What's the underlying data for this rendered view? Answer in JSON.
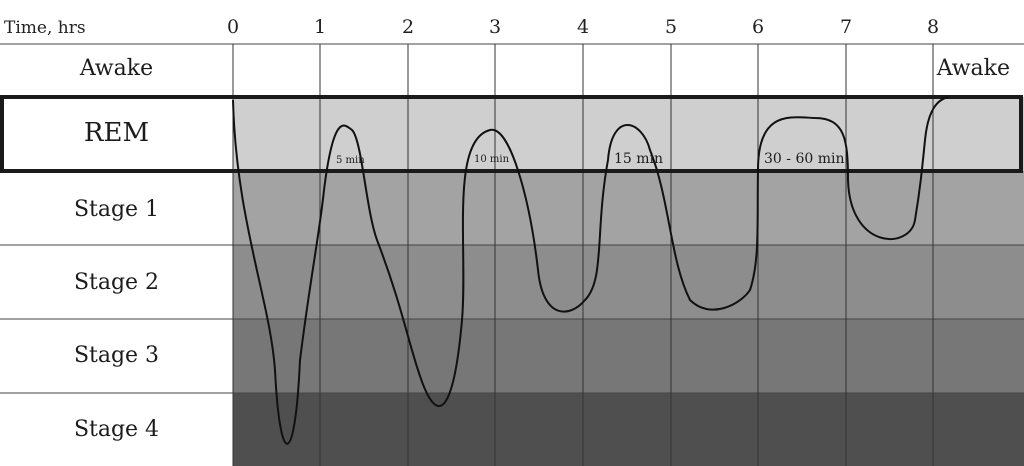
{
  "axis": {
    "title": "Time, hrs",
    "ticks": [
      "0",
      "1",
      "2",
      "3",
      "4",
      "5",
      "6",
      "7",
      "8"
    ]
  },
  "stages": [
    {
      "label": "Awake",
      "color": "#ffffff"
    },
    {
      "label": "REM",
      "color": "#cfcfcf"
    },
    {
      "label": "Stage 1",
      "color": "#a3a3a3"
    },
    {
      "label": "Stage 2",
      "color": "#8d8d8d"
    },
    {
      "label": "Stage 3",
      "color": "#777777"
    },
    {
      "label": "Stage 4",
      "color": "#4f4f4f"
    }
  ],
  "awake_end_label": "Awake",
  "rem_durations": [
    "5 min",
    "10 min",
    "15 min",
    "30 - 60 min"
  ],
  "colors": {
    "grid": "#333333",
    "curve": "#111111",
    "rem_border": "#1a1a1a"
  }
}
============
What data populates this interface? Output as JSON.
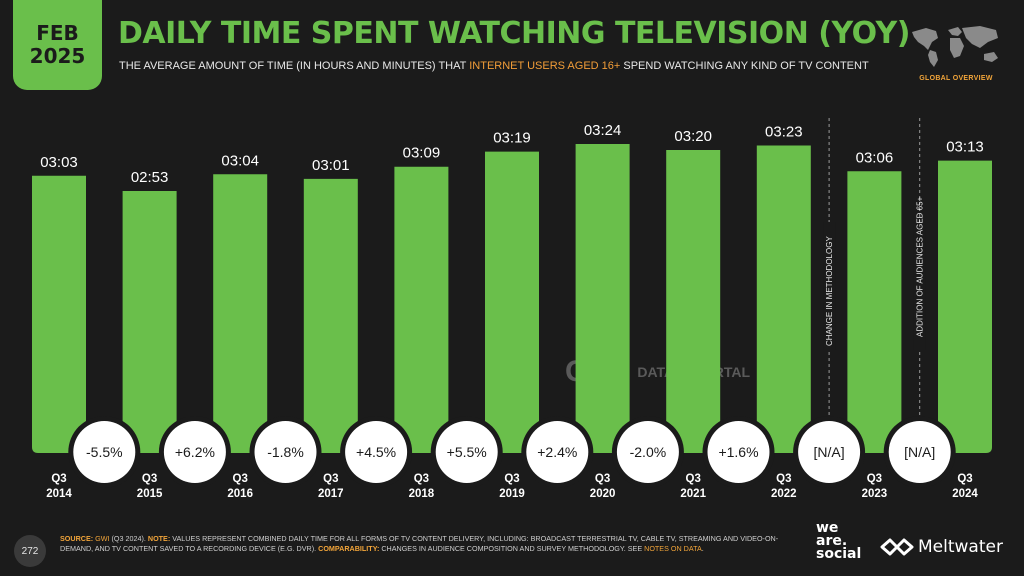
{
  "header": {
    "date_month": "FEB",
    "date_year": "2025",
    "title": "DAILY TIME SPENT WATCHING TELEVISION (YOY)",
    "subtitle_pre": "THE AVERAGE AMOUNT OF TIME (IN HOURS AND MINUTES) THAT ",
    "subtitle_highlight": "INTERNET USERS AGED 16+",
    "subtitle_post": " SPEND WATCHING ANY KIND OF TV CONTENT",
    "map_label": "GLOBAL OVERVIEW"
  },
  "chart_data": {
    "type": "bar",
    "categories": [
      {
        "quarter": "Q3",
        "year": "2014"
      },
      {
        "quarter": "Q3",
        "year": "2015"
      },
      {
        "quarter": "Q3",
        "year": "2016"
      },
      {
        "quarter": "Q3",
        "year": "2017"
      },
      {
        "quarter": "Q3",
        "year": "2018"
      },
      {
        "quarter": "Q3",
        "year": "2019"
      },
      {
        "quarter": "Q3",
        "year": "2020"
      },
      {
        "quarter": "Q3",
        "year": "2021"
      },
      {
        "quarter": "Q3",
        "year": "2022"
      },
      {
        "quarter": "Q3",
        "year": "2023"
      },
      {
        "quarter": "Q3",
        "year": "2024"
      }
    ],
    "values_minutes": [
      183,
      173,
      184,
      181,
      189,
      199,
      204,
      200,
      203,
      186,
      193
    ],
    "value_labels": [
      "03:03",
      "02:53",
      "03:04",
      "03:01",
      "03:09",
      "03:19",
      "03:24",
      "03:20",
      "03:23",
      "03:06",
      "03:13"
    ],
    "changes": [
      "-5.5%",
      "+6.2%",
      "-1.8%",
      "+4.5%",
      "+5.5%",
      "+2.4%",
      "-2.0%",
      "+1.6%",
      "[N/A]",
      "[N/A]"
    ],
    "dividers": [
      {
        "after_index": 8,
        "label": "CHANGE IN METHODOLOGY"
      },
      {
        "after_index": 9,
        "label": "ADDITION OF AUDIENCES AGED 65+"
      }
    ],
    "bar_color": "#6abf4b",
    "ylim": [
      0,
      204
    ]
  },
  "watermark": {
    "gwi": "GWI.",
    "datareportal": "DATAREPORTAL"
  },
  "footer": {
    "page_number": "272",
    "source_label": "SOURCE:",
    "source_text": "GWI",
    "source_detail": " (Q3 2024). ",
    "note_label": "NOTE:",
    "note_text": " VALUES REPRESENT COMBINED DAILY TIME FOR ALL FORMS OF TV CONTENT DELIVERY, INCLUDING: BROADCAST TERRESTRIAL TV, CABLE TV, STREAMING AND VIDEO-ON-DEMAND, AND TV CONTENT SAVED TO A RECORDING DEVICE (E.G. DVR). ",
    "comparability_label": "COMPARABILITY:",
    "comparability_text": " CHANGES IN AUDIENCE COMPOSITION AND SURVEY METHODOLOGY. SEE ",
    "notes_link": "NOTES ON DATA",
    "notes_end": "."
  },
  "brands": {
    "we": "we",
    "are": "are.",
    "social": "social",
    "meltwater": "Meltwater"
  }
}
============
◆ Written problem ◆
Check each line of the records for the word "What" and extract those that contain it.

◆ In response ◆
What's the underlying data for this rendered view? Answer in JSON.
What data populates this interface? Output as JSON.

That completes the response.